Task description: Copy out each line below that has the word "period" in it.

----------

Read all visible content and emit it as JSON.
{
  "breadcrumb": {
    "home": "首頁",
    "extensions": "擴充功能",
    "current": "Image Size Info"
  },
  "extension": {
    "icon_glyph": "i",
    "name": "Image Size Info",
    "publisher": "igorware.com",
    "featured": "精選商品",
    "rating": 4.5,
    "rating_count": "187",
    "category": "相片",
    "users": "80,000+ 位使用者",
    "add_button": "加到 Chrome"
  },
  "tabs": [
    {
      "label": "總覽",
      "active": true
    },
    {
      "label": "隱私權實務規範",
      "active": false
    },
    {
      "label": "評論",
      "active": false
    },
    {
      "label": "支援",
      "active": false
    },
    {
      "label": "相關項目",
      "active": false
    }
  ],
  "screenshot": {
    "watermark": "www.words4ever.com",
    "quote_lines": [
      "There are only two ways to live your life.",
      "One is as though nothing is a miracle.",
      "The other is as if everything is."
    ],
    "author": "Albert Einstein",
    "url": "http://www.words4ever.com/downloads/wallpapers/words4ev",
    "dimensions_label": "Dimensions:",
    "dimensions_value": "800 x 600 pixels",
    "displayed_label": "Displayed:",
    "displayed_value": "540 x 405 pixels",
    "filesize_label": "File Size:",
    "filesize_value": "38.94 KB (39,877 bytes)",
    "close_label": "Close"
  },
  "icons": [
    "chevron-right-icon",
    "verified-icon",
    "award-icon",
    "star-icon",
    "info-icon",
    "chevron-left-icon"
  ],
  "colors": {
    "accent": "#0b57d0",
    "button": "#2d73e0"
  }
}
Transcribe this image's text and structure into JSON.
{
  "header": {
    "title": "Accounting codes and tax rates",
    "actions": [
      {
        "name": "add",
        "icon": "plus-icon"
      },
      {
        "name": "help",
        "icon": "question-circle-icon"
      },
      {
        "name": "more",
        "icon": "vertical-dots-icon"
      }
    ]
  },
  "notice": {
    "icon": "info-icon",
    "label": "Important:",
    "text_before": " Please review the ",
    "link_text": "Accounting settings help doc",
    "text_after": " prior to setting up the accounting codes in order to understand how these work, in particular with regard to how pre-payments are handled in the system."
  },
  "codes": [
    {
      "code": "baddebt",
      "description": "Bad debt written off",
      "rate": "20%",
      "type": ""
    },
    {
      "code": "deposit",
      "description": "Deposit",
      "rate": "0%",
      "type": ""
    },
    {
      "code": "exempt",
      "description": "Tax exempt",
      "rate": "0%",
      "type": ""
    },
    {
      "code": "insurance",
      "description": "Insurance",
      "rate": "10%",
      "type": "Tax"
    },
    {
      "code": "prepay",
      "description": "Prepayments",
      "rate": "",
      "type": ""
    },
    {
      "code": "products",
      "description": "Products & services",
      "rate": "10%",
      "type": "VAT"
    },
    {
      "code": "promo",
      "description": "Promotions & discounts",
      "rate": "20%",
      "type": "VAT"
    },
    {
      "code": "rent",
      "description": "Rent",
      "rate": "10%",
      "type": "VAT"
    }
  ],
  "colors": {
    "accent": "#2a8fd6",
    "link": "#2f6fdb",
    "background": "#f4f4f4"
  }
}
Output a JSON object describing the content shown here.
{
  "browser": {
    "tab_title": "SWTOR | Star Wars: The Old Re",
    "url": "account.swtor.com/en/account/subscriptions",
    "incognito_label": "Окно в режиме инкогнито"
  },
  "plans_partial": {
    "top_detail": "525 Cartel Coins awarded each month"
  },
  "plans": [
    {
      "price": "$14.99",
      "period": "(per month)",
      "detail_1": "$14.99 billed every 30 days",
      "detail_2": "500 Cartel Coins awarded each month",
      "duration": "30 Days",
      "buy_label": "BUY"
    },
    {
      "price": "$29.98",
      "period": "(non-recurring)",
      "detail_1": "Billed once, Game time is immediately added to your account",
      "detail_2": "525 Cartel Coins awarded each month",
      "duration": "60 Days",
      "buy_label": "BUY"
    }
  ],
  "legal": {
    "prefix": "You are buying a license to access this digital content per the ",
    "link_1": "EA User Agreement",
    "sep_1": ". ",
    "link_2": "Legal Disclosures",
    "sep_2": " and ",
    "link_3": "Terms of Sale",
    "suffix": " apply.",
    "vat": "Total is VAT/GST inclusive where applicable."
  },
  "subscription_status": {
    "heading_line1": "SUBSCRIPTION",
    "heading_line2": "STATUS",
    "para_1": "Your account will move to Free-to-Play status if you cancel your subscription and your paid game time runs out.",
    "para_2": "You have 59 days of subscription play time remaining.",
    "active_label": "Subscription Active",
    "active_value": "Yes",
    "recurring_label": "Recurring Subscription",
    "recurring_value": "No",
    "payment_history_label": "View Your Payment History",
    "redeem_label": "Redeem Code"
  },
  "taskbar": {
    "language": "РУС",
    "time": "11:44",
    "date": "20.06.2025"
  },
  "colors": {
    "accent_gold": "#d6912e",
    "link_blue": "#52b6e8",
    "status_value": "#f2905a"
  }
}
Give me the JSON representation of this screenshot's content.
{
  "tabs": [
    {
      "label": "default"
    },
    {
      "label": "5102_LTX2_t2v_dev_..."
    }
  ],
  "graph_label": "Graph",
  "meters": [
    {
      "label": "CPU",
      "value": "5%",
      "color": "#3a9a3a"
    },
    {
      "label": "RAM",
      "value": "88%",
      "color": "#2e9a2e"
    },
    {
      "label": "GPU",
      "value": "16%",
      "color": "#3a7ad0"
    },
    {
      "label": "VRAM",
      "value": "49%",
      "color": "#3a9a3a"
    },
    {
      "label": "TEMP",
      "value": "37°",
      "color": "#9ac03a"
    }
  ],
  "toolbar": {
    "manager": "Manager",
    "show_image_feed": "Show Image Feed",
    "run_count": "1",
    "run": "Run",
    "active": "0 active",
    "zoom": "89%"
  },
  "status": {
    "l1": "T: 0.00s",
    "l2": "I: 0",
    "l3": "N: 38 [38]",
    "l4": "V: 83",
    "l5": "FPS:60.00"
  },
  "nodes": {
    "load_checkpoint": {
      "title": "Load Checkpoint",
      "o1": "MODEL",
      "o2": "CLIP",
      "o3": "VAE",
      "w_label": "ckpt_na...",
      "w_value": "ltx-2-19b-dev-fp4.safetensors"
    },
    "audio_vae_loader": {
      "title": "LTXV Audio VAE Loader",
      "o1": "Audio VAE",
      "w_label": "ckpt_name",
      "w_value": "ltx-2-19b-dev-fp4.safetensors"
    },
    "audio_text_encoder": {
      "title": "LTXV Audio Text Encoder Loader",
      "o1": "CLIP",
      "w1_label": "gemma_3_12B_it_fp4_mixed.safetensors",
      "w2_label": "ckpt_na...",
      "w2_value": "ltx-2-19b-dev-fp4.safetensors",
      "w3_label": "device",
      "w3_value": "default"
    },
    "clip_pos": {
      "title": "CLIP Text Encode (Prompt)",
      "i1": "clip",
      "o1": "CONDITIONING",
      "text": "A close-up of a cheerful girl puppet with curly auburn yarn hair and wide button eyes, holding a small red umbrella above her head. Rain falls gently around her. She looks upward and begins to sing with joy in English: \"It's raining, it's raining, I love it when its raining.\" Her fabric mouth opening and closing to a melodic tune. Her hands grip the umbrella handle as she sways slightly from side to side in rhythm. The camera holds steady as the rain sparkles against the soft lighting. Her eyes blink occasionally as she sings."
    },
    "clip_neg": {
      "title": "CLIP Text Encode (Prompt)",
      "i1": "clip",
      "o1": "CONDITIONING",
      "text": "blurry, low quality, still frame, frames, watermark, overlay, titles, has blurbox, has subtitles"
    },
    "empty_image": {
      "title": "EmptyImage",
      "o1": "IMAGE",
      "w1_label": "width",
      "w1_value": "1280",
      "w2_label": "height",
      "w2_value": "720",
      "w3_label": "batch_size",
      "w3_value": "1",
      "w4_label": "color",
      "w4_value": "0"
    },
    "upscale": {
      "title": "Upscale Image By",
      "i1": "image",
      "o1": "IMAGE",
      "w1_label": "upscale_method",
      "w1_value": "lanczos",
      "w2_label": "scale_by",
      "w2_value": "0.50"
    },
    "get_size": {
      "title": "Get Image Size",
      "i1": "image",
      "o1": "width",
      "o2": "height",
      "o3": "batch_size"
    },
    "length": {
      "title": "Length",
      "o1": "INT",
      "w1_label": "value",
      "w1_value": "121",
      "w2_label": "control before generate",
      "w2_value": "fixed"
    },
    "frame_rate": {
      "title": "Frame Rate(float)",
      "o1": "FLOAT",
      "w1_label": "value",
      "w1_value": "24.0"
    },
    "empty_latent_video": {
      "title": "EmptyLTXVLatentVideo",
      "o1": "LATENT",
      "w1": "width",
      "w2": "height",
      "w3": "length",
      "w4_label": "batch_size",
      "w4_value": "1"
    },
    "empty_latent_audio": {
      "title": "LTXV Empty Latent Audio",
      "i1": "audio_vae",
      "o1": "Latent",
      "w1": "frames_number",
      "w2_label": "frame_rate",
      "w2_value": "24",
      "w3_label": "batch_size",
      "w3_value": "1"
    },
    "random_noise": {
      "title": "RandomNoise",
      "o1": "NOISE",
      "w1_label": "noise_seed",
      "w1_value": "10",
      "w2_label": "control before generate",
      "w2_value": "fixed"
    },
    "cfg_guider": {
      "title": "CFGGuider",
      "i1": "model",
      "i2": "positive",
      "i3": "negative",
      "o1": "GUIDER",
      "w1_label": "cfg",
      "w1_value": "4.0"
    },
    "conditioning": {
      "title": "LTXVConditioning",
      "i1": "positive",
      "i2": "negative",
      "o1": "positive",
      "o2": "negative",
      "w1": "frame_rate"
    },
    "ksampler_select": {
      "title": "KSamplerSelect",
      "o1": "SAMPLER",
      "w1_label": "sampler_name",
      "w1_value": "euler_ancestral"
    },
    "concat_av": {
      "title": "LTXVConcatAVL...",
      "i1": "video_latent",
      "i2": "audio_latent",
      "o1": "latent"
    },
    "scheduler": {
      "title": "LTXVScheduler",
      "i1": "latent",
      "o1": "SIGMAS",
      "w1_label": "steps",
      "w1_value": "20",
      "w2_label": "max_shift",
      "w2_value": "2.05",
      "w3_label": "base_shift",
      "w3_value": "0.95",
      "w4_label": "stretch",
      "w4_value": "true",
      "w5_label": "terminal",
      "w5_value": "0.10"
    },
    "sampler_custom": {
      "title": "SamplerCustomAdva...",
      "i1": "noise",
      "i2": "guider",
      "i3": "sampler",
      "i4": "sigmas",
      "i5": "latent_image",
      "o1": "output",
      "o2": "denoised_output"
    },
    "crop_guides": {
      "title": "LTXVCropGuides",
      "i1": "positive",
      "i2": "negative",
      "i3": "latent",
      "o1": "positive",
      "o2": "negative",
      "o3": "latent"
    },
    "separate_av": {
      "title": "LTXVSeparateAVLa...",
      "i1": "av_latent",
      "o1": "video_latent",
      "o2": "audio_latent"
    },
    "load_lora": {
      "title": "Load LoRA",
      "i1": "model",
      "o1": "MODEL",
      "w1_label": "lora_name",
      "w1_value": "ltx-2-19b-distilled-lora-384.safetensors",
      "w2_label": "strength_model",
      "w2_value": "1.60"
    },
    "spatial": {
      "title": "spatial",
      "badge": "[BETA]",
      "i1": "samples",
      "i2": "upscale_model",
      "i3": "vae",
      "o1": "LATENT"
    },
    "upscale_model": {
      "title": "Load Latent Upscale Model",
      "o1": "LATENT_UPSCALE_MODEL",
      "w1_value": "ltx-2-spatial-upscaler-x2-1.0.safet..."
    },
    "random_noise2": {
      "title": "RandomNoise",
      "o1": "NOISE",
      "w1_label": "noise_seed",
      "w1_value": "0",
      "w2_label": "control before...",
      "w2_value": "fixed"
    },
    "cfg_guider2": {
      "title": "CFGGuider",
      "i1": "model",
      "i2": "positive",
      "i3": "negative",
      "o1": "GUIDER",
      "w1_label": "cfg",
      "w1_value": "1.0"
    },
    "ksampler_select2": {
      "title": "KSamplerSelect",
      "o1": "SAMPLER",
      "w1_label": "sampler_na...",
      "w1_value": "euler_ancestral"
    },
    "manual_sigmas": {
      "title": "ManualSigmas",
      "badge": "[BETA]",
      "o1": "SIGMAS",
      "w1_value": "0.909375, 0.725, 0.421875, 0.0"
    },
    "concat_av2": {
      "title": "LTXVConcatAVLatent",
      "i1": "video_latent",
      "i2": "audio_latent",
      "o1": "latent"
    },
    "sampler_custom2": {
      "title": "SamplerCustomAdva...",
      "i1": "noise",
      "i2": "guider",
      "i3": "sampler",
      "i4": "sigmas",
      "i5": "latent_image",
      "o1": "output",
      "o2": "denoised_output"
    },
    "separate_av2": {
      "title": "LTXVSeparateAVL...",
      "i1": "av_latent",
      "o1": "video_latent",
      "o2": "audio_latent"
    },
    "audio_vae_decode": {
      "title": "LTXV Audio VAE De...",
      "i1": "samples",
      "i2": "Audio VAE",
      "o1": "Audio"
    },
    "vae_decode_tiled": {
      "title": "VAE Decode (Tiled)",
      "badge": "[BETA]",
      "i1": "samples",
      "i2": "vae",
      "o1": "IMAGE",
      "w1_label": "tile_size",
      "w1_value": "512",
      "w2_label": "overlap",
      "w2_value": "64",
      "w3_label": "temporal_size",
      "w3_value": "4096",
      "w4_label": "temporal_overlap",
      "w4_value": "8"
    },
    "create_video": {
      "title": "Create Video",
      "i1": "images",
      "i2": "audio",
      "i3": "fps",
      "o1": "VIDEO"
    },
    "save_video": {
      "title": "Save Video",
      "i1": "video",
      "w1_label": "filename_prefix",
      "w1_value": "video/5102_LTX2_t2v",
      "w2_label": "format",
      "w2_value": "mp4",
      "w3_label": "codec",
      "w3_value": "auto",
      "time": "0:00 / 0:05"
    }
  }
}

----------

Task answer:
      "period": "(per month)",
      "period": "(non-recurring)",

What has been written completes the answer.